_Goal_
Copy out each line of the listing that has the word "freiberuflich" in it.

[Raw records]
=====

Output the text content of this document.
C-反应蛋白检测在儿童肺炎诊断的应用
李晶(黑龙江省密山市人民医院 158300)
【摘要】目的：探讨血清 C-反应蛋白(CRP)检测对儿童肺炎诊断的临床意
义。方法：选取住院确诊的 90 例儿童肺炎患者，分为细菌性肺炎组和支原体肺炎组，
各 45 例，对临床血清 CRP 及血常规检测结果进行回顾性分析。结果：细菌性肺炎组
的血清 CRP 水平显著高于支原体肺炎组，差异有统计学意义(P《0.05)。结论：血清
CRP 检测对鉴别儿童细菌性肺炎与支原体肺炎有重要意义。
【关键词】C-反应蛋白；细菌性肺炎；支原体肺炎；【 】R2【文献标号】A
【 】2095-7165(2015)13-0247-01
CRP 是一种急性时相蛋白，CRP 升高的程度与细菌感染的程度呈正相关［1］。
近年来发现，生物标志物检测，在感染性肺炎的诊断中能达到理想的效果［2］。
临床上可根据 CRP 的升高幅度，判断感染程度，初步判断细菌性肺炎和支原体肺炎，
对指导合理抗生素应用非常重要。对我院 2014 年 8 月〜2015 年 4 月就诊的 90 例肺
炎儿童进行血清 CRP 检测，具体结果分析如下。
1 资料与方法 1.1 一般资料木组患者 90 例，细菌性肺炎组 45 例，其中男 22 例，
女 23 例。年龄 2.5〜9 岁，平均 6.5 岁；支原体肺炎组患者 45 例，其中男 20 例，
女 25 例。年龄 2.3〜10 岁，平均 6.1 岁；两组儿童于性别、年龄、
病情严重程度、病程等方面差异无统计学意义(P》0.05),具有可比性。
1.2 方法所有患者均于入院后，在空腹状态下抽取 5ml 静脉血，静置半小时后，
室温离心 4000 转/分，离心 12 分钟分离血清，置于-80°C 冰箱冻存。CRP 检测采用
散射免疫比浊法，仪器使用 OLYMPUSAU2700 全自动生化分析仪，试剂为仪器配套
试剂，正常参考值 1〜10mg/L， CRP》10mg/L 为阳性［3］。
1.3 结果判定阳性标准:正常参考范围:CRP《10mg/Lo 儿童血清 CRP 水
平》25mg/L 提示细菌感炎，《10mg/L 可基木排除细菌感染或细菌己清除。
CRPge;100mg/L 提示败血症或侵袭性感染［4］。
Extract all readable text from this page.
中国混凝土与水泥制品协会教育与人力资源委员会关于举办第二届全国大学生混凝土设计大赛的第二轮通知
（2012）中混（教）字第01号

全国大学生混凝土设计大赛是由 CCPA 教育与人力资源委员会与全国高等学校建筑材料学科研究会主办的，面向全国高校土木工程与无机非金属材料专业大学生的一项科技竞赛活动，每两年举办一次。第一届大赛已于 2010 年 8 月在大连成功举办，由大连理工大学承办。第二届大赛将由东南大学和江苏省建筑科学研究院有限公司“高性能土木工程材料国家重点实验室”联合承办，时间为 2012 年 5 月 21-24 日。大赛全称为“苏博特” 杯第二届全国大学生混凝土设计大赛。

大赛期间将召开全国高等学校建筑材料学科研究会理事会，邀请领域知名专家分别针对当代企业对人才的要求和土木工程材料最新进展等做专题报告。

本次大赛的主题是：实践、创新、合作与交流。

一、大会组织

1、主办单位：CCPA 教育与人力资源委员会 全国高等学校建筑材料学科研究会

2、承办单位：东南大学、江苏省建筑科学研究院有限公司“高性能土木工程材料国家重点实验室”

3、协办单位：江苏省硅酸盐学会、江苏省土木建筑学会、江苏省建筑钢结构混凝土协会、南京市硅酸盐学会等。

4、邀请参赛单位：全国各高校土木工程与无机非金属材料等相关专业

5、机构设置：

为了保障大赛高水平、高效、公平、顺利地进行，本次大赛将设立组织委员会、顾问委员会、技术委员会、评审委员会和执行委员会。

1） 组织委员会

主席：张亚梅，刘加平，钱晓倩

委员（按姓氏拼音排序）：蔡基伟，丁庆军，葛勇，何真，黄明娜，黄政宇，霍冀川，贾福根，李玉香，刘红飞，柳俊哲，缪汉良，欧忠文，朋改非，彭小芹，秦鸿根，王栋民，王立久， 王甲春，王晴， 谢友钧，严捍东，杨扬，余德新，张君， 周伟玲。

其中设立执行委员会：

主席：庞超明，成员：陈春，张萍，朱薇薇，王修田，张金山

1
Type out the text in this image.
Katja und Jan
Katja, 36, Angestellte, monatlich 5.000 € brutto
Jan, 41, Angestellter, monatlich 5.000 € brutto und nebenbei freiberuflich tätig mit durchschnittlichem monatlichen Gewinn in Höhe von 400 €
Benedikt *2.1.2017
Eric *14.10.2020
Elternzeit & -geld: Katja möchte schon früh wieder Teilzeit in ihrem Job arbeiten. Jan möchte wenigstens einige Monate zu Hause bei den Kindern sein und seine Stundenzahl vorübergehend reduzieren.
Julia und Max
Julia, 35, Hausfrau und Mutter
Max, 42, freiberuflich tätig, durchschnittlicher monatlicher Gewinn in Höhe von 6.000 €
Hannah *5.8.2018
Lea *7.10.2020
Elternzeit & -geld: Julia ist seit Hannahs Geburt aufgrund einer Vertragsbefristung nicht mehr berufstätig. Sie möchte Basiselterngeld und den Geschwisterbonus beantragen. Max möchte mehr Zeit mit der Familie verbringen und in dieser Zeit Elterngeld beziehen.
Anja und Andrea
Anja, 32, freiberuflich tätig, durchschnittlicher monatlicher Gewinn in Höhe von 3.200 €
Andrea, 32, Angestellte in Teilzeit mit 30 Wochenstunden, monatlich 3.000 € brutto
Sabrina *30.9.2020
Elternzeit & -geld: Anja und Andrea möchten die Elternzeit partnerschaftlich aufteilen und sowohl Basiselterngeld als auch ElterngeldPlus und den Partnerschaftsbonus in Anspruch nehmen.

=====

_Reply to the task_
Jan, 41, Angestellter, monatlich 5.000 € brutto und nebenbei freiberuflich tätig mit durchschnittlichem monatlichen Gewinn in Höhe von 400 €
Max, 42, freiberuflich tätig, durchschnittlicher monatlicher Gewinn in Höhe von 6.000 €
Anja, 32, freiberuflich tätig, durchschnittlicher monatlicher Gewinn in Höhe von 3.200 €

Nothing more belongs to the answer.